**What the exercise asks**. Scan the lines and state how many carry "this". Leave out everything but the number.

**Material**.
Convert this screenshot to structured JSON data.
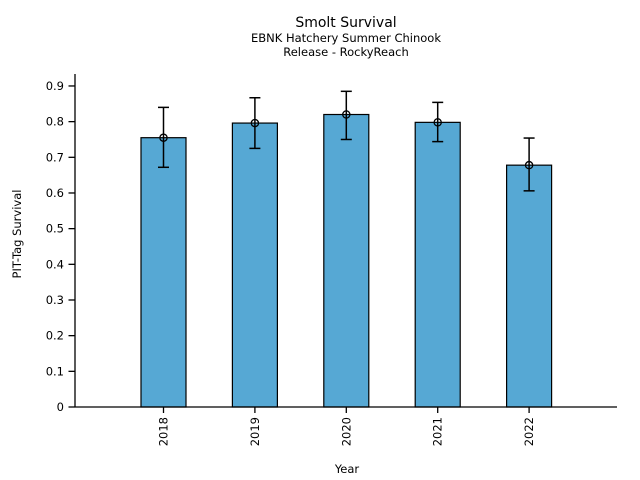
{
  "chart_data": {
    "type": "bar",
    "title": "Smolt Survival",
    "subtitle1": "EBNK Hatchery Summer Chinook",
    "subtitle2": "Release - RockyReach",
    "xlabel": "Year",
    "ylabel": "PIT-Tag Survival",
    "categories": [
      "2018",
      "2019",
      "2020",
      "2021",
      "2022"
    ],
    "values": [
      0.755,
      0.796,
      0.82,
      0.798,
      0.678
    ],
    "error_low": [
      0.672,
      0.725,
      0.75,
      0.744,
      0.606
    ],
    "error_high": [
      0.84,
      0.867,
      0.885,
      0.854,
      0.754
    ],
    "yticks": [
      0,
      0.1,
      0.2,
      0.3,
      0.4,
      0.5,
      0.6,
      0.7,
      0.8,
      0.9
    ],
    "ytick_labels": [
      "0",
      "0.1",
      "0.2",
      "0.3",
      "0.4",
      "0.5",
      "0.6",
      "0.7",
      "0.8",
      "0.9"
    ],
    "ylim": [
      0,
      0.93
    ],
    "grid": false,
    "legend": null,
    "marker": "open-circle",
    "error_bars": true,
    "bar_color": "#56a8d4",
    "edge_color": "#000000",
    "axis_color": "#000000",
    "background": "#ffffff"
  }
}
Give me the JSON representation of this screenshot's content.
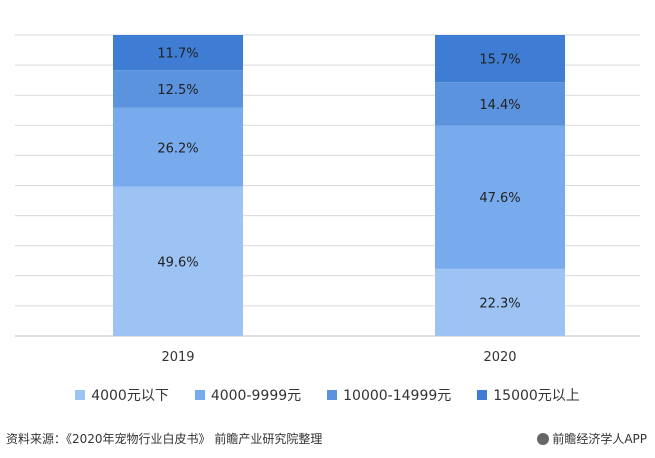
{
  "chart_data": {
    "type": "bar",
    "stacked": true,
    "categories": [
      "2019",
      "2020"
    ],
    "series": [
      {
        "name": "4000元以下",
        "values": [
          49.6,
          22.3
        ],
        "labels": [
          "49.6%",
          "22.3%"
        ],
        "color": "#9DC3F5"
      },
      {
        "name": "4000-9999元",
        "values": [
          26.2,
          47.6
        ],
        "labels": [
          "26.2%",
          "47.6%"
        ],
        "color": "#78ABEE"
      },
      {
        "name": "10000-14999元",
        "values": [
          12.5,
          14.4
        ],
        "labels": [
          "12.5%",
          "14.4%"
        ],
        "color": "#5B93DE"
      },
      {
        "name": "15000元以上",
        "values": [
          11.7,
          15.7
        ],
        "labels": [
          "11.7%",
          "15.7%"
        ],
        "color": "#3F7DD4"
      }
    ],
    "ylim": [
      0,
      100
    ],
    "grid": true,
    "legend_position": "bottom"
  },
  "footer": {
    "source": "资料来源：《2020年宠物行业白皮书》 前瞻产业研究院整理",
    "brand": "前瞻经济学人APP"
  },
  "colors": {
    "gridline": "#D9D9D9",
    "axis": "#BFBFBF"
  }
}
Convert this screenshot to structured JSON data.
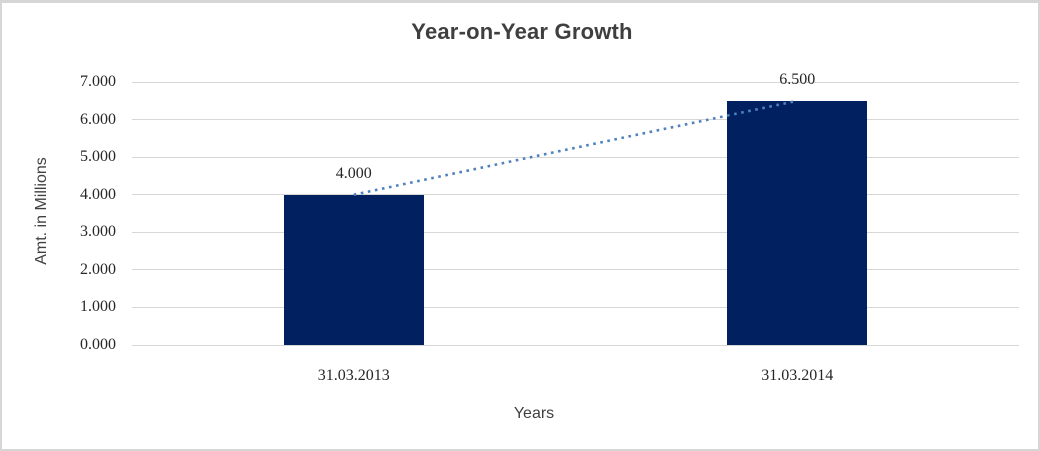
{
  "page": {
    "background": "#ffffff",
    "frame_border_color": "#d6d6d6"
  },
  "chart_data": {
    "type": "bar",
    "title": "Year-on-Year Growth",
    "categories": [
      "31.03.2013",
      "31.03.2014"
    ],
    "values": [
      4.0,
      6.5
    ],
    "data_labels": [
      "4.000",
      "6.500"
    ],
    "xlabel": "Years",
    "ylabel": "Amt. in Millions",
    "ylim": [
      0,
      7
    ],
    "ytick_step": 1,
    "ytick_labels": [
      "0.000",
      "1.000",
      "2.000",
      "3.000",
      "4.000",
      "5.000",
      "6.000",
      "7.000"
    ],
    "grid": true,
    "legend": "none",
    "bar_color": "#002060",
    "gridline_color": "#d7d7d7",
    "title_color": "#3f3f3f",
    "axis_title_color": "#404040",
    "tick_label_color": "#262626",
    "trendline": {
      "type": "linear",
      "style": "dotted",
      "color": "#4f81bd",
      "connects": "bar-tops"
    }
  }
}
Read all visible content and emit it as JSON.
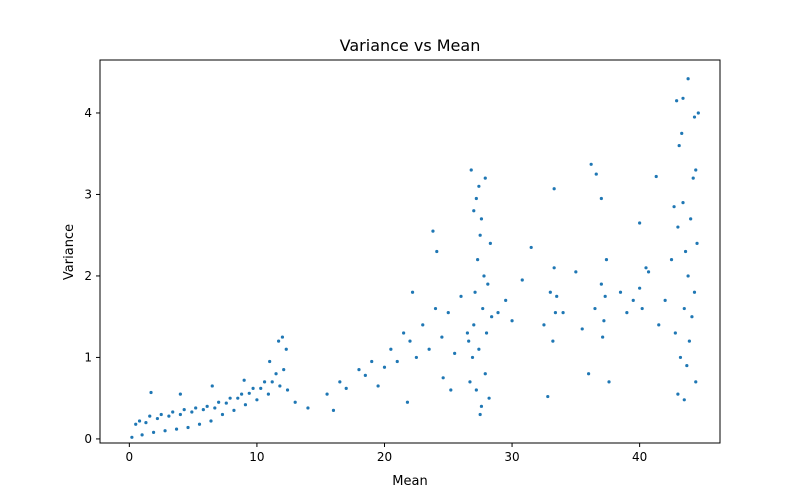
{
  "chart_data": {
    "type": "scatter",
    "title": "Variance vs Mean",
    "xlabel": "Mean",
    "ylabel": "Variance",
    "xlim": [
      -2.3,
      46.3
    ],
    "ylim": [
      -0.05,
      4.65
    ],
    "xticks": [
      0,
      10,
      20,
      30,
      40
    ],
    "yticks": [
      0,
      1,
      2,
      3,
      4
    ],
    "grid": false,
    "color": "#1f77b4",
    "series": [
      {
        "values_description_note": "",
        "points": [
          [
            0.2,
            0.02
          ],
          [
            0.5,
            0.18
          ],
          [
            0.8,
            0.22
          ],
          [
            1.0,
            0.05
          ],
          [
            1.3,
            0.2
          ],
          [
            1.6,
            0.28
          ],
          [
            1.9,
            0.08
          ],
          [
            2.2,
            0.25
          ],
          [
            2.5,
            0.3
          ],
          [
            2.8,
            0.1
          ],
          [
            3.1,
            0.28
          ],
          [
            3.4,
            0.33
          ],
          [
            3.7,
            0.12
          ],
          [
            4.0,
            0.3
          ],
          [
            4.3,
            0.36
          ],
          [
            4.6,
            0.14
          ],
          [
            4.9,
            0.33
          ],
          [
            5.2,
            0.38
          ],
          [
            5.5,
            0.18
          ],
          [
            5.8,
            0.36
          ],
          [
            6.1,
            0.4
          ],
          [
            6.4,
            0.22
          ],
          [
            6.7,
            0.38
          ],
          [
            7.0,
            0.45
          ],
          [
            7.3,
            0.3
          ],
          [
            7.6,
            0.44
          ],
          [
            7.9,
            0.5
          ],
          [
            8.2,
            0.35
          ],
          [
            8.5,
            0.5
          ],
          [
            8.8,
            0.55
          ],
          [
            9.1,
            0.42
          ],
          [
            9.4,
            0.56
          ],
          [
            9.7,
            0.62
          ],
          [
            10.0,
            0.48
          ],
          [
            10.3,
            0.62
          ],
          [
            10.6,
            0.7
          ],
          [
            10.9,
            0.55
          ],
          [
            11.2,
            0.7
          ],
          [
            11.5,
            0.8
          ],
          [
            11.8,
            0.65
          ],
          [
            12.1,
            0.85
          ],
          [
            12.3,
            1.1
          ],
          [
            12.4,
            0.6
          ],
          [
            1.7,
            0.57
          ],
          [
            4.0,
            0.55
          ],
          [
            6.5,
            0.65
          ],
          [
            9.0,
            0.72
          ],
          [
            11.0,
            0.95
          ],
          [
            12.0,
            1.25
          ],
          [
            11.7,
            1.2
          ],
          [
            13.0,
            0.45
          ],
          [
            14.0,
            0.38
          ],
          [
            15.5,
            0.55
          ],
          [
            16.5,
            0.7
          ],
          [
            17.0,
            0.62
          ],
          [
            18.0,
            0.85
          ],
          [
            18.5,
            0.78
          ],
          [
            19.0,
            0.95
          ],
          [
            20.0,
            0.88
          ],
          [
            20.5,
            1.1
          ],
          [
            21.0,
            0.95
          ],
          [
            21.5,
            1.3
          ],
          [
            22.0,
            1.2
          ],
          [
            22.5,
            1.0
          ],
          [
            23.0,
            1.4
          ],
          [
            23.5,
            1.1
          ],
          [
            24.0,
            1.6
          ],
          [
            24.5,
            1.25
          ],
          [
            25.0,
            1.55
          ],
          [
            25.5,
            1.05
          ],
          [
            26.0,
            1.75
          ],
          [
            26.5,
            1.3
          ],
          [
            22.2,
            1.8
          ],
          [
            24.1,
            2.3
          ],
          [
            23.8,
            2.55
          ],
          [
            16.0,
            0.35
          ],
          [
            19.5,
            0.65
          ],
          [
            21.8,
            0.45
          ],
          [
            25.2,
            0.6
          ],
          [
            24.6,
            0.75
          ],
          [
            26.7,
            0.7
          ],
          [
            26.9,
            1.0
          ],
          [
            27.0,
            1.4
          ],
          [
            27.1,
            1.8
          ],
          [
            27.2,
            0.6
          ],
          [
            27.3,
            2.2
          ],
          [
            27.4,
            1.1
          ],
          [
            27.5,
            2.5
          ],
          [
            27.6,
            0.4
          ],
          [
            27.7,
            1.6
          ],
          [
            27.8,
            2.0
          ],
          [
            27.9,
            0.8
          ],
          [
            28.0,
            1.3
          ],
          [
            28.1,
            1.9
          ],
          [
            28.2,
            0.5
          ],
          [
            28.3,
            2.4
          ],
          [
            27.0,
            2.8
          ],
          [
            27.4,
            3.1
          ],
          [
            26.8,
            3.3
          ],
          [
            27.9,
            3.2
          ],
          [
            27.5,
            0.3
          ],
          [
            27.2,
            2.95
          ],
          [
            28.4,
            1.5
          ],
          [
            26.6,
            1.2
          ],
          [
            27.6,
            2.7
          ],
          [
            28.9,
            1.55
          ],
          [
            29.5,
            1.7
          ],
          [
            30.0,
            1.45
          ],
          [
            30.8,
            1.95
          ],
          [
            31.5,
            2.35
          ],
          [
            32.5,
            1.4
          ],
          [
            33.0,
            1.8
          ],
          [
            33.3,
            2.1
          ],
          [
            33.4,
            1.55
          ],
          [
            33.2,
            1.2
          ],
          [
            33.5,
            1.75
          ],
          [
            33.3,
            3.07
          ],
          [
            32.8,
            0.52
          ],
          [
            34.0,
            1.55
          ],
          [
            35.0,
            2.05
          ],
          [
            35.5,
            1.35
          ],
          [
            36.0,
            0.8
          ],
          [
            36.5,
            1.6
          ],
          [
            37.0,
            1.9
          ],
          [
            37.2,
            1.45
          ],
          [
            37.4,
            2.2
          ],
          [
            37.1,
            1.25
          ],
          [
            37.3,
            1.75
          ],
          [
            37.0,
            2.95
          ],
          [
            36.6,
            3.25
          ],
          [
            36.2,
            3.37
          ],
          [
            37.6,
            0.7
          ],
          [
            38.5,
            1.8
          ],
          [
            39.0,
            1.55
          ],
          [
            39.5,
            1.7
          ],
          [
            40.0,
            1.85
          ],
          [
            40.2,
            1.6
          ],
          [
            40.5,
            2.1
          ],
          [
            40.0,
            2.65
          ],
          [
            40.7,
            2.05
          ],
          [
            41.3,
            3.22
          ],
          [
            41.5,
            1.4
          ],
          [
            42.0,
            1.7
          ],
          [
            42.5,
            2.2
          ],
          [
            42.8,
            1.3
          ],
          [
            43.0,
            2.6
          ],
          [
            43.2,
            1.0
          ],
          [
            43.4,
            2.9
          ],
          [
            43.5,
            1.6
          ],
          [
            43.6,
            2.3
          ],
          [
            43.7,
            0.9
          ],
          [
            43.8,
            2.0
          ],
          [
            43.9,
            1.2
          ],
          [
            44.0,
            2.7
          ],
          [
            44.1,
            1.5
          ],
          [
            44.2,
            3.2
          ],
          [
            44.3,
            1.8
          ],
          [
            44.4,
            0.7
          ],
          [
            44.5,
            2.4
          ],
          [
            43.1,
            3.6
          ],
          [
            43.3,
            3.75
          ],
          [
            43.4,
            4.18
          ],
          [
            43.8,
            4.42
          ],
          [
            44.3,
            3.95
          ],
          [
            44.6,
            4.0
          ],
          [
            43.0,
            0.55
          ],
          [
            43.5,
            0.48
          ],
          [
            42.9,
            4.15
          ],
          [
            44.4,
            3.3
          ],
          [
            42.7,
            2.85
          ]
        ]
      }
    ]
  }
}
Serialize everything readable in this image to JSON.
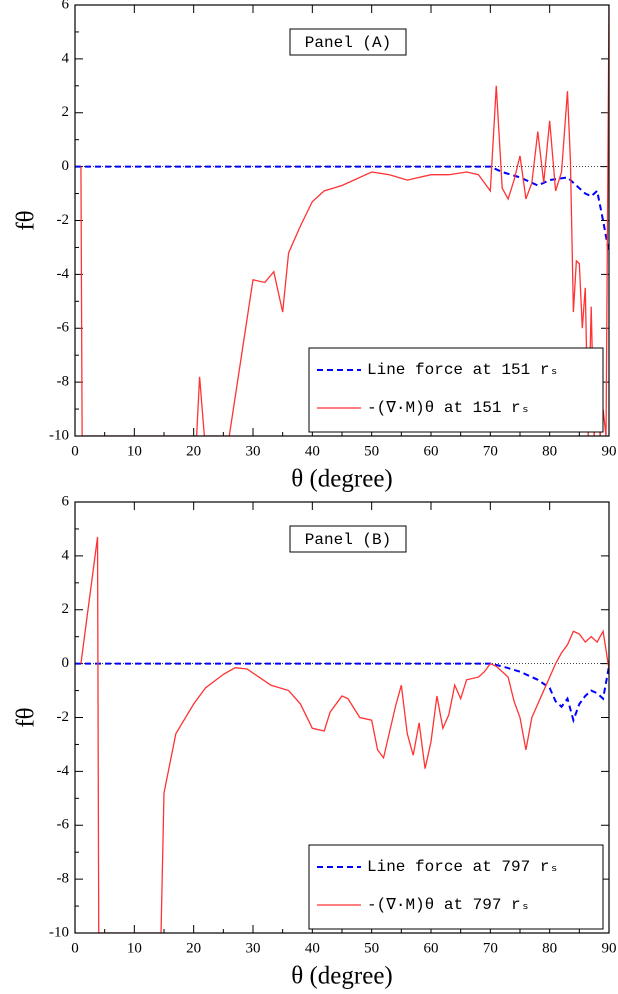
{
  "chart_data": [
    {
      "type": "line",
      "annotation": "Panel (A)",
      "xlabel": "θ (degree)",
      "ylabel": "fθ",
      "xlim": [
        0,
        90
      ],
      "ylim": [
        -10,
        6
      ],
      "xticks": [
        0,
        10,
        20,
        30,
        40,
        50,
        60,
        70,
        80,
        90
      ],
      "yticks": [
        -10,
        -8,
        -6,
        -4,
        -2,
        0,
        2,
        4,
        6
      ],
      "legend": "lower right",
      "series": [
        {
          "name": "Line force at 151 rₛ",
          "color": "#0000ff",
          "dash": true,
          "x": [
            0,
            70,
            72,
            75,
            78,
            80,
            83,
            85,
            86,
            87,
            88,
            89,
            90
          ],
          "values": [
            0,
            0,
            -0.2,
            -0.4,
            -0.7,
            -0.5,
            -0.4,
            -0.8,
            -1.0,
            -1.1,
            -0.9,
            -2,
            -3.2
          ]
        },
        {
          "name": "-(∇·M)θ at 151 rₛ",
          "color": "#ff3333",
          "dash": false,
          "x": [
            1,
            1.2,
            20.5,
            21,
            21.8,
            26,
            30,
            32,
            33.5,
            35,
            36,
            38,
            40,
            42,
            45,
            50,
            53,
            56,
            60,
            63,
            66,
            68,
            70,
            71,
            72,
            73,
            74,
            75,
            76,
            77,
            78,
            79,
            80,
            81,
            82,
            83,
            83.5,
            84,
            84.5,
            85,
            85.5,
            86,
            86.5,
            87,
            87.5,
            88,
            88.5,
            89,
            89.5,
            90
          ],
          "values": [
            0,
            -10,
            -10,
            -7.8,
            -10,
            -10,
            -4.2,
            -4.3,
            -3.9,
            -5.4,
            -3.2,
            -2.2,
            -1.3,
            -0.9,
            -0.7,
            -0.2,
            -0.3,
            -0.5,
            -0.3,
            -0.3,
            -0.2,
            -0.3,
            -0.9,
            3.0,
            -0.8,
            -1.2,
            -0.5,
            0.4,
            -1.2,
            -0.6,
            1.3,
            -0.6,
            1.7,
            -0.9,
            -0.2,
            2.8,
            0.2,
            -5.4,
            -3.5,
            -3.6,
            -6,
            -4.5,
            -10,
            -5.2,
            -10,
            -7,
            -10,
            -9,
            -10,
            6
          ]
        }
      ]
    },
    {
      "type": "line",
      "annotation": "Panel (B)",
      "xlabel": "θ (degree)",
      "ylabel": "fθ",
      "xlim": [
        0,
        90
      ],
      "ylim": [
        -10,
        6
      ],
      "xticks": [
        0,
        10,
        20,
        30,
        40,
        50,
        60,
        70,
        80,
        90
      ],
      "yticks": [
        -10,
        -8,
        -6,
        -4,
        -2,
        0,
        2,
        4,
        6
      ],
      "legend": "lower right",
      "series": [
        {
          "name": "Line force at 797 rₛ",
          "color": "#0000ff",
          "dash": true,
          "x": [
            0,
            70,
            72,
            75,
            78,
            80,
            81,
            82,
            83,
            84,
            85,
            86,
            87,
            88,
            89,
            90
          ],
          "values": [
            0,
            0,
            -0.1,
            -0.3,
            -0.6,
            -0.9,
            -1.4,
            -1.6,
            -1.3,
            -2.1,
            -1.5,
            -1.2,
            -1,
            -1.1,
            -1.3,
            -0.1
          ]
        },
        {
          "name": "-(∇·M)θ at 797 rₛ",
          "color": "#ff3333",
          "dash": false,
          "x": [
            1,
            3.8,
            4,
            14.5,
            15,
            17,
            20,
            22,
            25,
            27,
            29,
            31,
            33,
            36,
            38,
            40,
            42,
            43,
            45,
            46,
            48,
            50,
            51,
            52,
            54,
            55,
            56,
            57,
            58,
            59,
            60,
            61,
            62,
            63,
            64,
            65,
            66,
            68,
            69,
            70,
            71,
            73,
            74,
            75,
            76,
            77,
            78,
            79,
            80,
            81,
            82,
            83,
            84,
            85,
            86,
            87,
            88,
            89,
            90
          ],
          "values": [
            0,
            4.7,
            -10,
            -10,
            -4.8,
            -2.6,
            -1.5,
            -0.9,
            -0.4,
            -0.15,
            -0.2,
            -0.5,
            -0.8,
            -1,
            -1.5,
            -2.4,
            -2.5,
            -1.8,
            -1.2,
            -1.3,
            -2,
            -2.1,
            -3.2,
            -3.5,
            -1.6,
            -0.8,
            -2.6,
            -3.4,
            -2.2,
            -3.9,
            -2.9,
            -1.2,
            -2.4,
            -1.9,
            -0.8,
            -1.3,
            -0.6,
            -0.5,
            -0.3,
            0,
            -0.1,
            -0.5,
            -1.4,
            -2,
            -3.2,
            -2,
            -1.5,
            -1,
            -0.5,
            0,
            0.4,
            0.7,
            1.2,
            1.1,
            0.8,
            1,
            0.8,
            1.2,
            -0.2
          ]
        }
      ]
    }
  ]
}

**Expected answer**. 4